Below are some records; give them all again exactly, but not the pictures.

◇ ◇ ◇ ◇

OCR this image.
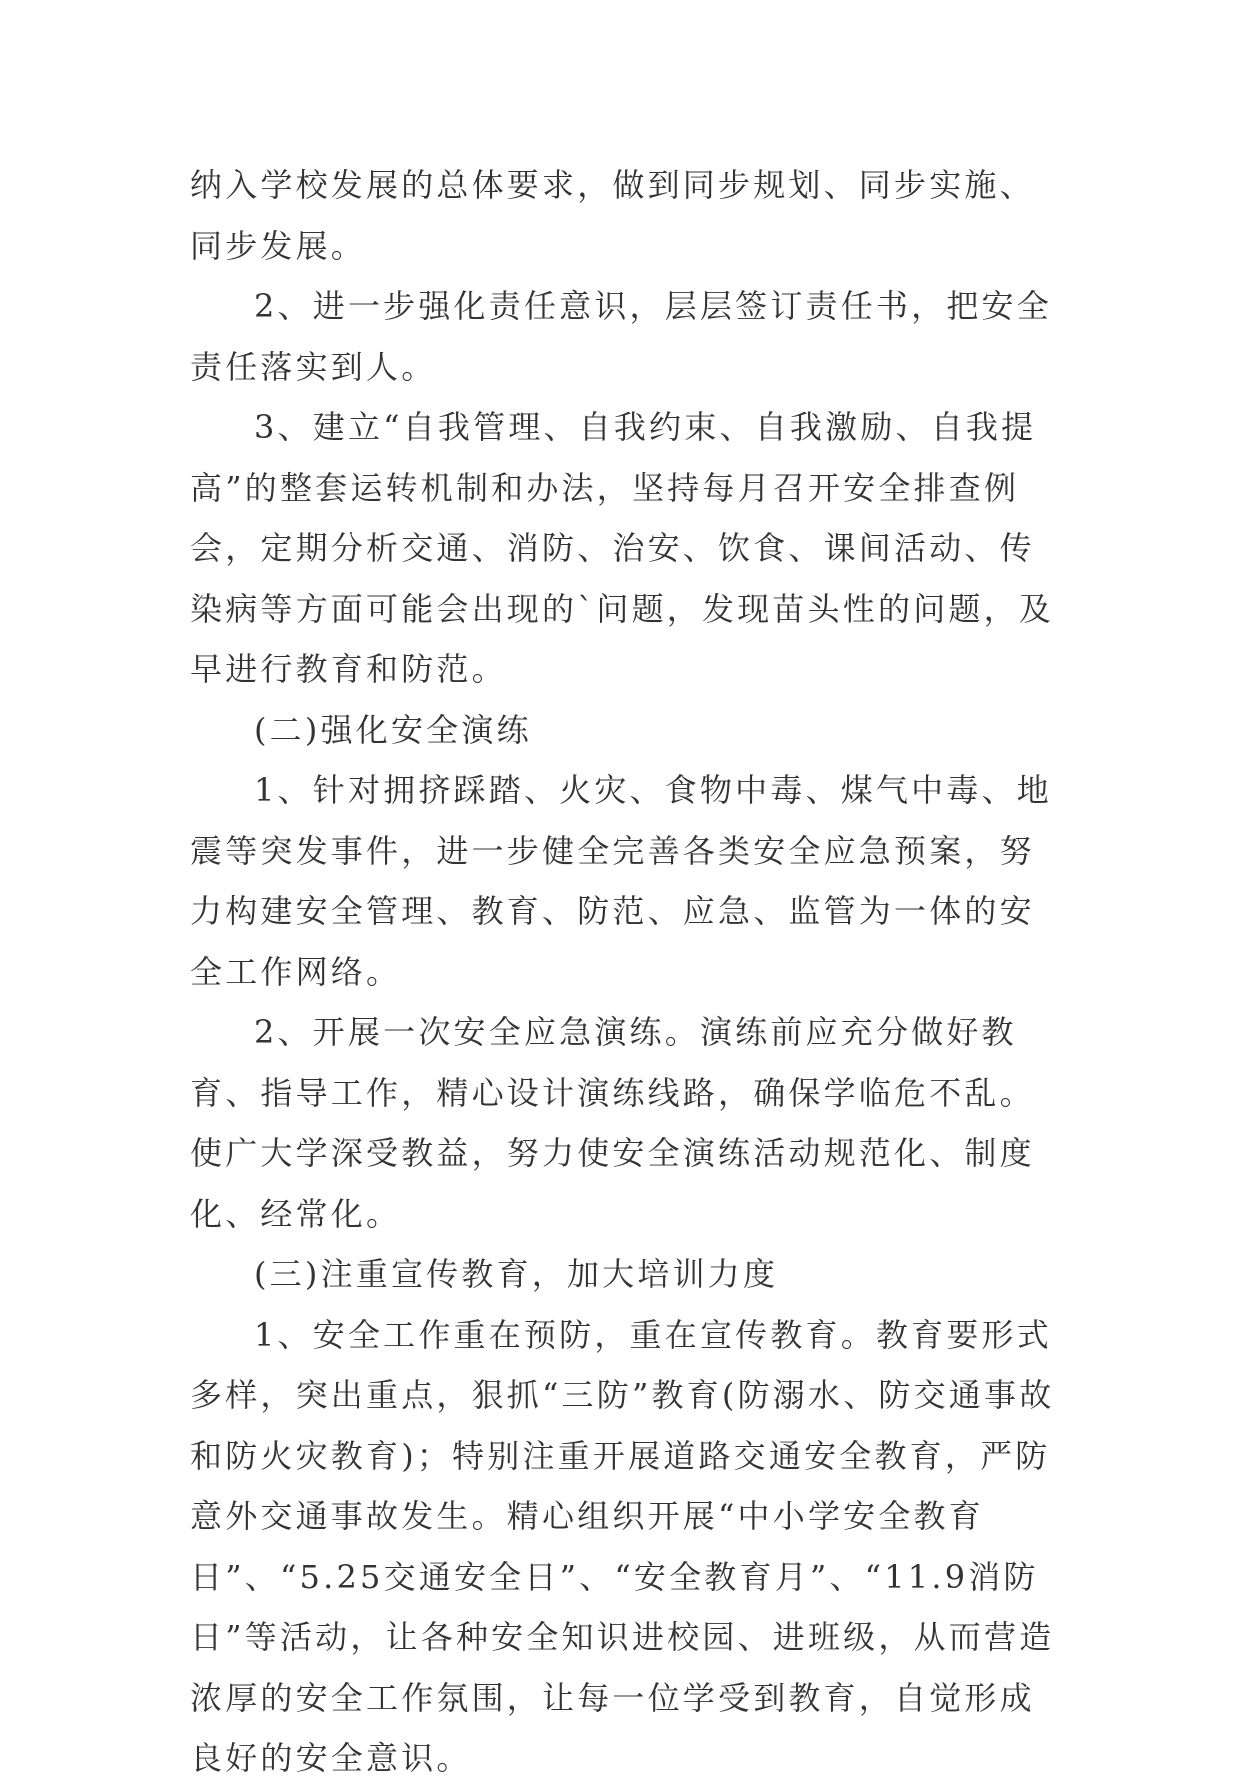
纳入学校发展的总体要求，做到同步规划、同步实施、同步发展。

2、进一步强化责任意识，层层签订责任书，把安全责任落实到人。

3、建立“自我管理、自我约束、自我激励、自我提高”的整套运转机制和办法，坚持每月召开安全排查例会，定期分析交通、消防、治安、饮食、课间活动、传染病等方面可能会出现的`问题，发现苗头性的问题，及早进行教育和防范。

(二)强化安全演练

1、针对拥挤踩踏、火灾、食物中毒、煤气中毒、地震等突发事件，进一步健全完善各类安全应急预案，努力构建安全管理、教育、防范、应急、监管为一体的安全工作网络。

2、开展一次安全应急演练。演练前应充分做好教育、指导工作，精心设计演练线路，确保学临危不乱。使广大学深受教益，努力使安全演练活动规范化、制度化、经常化。

(三)注重宣传教育，加大培训力度

1、安全工作重在预防，重在宣传教育。教育要形式多样，突出重点，狠抓“三防”教育(防溺水、防交通事故和防火灾教育)；特别注重开展道路交通安全教育，严防意外交通事故发生。精心组织开展“中小学安全教育日”、“5.25交通安全日”、“安全教育月”、“11.9消防日”等活动，让各种安全知识进校园、进班级，从而营造浓厚的安全工作氛围，让每一位学受到教育，自觉形成良好的安全意识。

◇ ◇ ◇ ◇

### Complete answer
OCR this image.
纳入学校发展的总体要求，做到同步规划、同步实施、同步发展。

2、进一步强化责任意识，层层签订责任书，把安全责任落实到人。

3、建立“自我管理、自我约束、自我激励、自我提高”的整套运转机制和办法，坚持每月召开安全排查例会，定期分析交通、消防、治安、饮食、课间活动、传染病等方面可能会出现的`问题，发现苗头性的问题，及早进行教育和防范。

(二)强化安全演练

1、针对拥挤踩踏、火灾、食物中毒、煤气中毒、地震等突发事件，进一步健全完善各类安全应急预案，努力构建安全管理、教育、防范、应急、监管为一体的安全工作网络。

2、开展一次安全应急演练。演练前应充分做好教育、指导工作，精心设计演练线路，确保学临危不乱。使广大学深受教益，努力使安全演练活动规范化、制度化、经常化。

(三)注重宣传教育，加大培训力度

1、安全工作重在预防，重在宣传教育。教育要形式多样，突出重点，狠抓“三防”教育(防溺水、防交通事故和防火灾教育)；特别注重开展道路交通安全教育，严防意外交通事故发生。精心组织开展“中小学安全教育日”、“5.25交通安全日”、“安全教育月”、“11.9消防日”等活动，让各种安全知识进校园、进班级，从而营造浓厚的安全工作氛围，让每一位学受到教育，自觉形成良好的安全意识。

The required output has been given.